**Data for this task**:
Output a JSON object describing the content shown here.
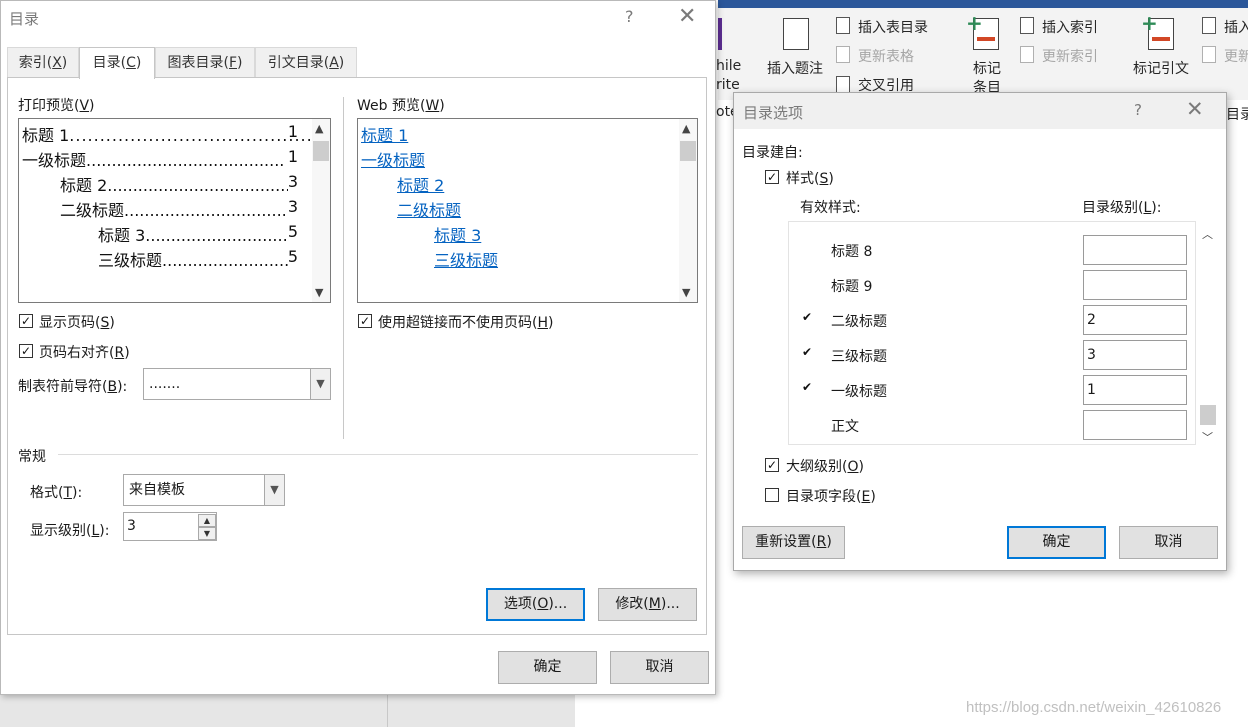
{
  "ribbon": {
    "partial_top": "hile",
    "partial_mid": "rite",
    "partial_bot": "ote",
    "insert_caption": "插入题注",
    "insert_table_of_figures": "插入表目录",
    "update_table": "更新表格",
    "cross_reference": "交叉引用",
    "mark_entry_line1": "标记",
    "mark_entry_line2": "条目",
    "insert_index": "插入索引",
    "update_index": "更新索引",
    "mark_citation": "标记引文",
    "insert_partial": "插入",
    "update_partial": "更新",
    "toc_partial": "目录"
  },
  "watermark": "https://blog.csdn.net/weixin_42610826",
  "toc_dialog": {
    "title": "目录",
    "help": "?",
    "close": "✕",
    "tabs": [
      {
        "label": "索引(",
        "key": "X",
        "tail": ")"
      },
      {
        "label": "目录(",
        "key": "C",
        "tail": ")"
      },
      {
        "label": "图表目录(",
        "key": "F",
        "tail": ")"
      },
      {
        "label": "引文目录(",
        "key": "A",
        "tail": ")"
      }
    ],
    "active_tab": 1,
    "print_preview": {
      "label": "打印预览(",
      "key": "V",
      "tail": ")",
      "lines": [
        {
          "text": "标题 1",
          "page": "1"
        },
        {
          "text": "一级标题",
          "page": "1"
        },
        {
          "text": "标题 2",
          "page": "3"
        },
        {
          "text": "二级标题",
          "page": "3"
        },
        {
          "text": "标题 3",
          "page": "5"
        },
        {
          "text": "三级标题",
          "page": "5"
        }
      ]
    },
    "web_preview": {
      "label": "Web 预览(",
      "key": "W",
      "tail": ")",
      "links": [
        "标题 1",
        "一级标题",
        "标题 2",
        "二级标题",
        "标题 3",
        "三级标题"
      ]
    },
    "show_page_numbers": {
      "label": "显示页码(",
      "key": "S",
      "tail": ")",
      "checked": true
    },
    "right_align": {
      "label": "页码右对齐(",
      "key": "R",
      "tail": ")",
      "checked": true
    },
    "use_hyperlinks": {
      "label": "使用超链接而不使用页码(",
      "key": "H",
      "tail": ")",
      "checked": true
    },
    "tab_leader": {
      "label": "制表符前导符(",
      "key": "B",
      "tail": "):",
      "value": "......."
    },
    "general": {
      "title": "常规",
      "format": {
        "label": "格式(",
        "key": "T",
        "tail": "):",
        "value": "来自模板"
      },
      "levels": {
        "label": "显示级别(",
        "key": "L",
        "tail": "):",
        "value": "3"
      }
    },
    "options_button": {
      "label": "选项(",
      "key": "O",
      "tail": ")..."
    },
    "modify_button": {
      "label": "修改(",
      "key": "M",
      "tail": ")..."
    },
    "ok": "确定",
    "cancel": "取消"
  },
  "options_dialog": {
    "title": "目录选项",
    "help": "?",
    "close": "✕",
    "build_from": "目录建自:",
    "styles": {
      "label": "样式(",
      "key": "S",
      "tail": ")",
      "checked": true
    },
    "available_styles": "有效样式:",
    "toc_level": {
      "label": "目录级别(",
      "key": "L",
      "tail": "):"
    },
    "rows": [
      {
        "name": "标题 8",
        "level": "",
        "checked": false
      },
      {
        "name": "标题 9",
        "level": "",
        "checked": false
      },
      {
        "name": "二级标题",
        "level": "2",
        "checked": true
      },
      {
        "name": "三级标题",
        "level": "3",
        "checked": true
      },
      {
        "name": "一级标题",
        "level": "1",
        "checked": true
      },
      {
        "name": "正文",
        "level": "",
        "checked": false
      }
    ],
    "outline_levels": {
      "label": "大纲级别(",
      "key": "O",
      "tail": ")",
      "checked": true
    },
    "toc_entry_fields": {
      "label": "目录项字段(",
      "key": "E",
      "tail": ")",
      "checked": false
    },
    "reset": {
      "label": "重新设置(",
      "key": "R",
      "tail": ")"
    },
    "ok": "确定",
    "cancel": "取消"
  }
}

**Problem description**:
Drop the images and quote the entries word for word.

**Problem solution**:
Output a JSON object describing the content shown here.
{
  "ribbon": {
    "partial_top": "hile",
    "partial_mid": "rite",
    "partial_bot": "ote",
    "insert_caption": "插入题注",
    "insert_table_of_figures": "插入表目录",
    "update_table": "更新表格",
    "cross_reference": "交叉引用",
    "mark_entry_line1": "标记",
    "mark_entry_line2": "条目",
    "insert_index": "插入索引",
    "update_index": "更新索引",
    "mark_citation": "标记引文",
    "insert_partial": "插入",
    "update_partial": "更新",
    "toc_partial": "目录"
  },
  "watermark": "https://blog.csdn.net/weixin_42610826",
  "toc_dialog": {
    "title": "目录",
    "help": "?",
    "close": "✕",
    "tabs": [
      {
        "label": "索引(",
        "key": "X",
        "tail": ")"
      },
      {
        "label": "目录(",
        "key": "C",
        "tail": ")"
      },
      {
        "label": "图表目录(",
        "key": "F",
        "tail": ")"
      },
      {
        "label": "引文目录(",
        "key": "A",
        "tail": ")"
      }
    ],
    "active_tab": 1,
    "print_preview": {
      "label": "打印预览(",
      "key": "V",
      "tail": ")",
      "lines": [
        {
          "text": "标题 1",
          "page": "1"
        },
        {
          "text": "一级标题",
          "page": "1"
        },
        {
          "text": "标题 2",
          "page": "3"
        },
        {
          "text": "二级标题",
          "page": "3"
        },
        {
          "text": "标题 3",
          "page": "5"
        },
        {
          "text": "三级标题",
          "page": "5"
        }
      ]
    },
    "web_preview": {
      "label": "Web 预览(",
      "key": "W",
      "tail": ")",
      "links": [
        "标题 1",
        "一级标题",
        "标题 2",
        "二级标题",
        "标题 3",
        "三级标题"
      ]
    },
    "show_page_numbers": {
      "label": "显示页码(",
      "key": "S",
      "tail": ")",
      "checked": true
    },
    "right_align": {
      "label": "页码右对齐(",
      "key": "R",
      "tail": ")",
      "checked": true
    },
    "use_hyperlinks": {
      "label": "使用超链接而不使用页码(",
      "key": "H",
      "tail": ")",
      "checked": true
    },
    "tab_leader": {
      "label": "制表符前导符(",
      "key": "B",
      "tail": "):",
      "value": "......."
    },
    "general": {
      "title": "常规",
      "format": {
        "label": "格式(",
        "key": "T",
        "tail": "):",
        "value": "来自模板"
      },
      "levels": {
        "label": "显示级别(",
        "key": "L",
        "tail": "):",
        "value": "3"
      }
    },
    "options_button": {
      "label": "选项(",
      "key": "O",
      "tail": ")..."
    },
    "modify_button": {
      "label": "修改(",
      "key": "M",
      "tail": ")..."
    },
    "ok": "确定",
    "cancel": "取消"
  },
  "options_dialog": {
    "title": "目录选项",
    "help": "?",
    "close": "✕",
    "build_from": "目录建自:",
    "styles": {
      "label": "样式(",
      "key": "S",
      "tail": ")",
      "checked": true
    },
    "available_styles": "有效样式:",
    "toc_level": {
      "label": "目录级别(",
      "key": "L",
      "tail": "):"
    },
    "rows": [
      {
        "name": "标题 8",
        "level": "",
        "checked": false
      },
      {
        "name": "标题 9",
        "level": "",
        "checked": false
      },
      {
        "name": "二级标题",
        "level": "2",
        "checked": true
      },
      {
        "name": "三级标题",
        "level": "3",
        "checked": true
      },
      {
        "name": "一级标题",
        "level": "1",
        "checked": true
      },
      {
        "name": "正文",
        "level": "",
        "checked": false
      }
    ],
    "outline_levels": {
      "label": "大纲级别(",
      "key": "O",
      "tail": ")",
      "checked": true
    },
    "toc_entry_fields": {
      "label": "目录项字段(",
      "key": "E",
      "tail": ")",
      "checked": false
    },
    "reset": {
      "label": "重新设置(",
      "key": "R",
      "tail": ")"
    },
    "ok": "确定",
    "cancel": "取消"
  }
}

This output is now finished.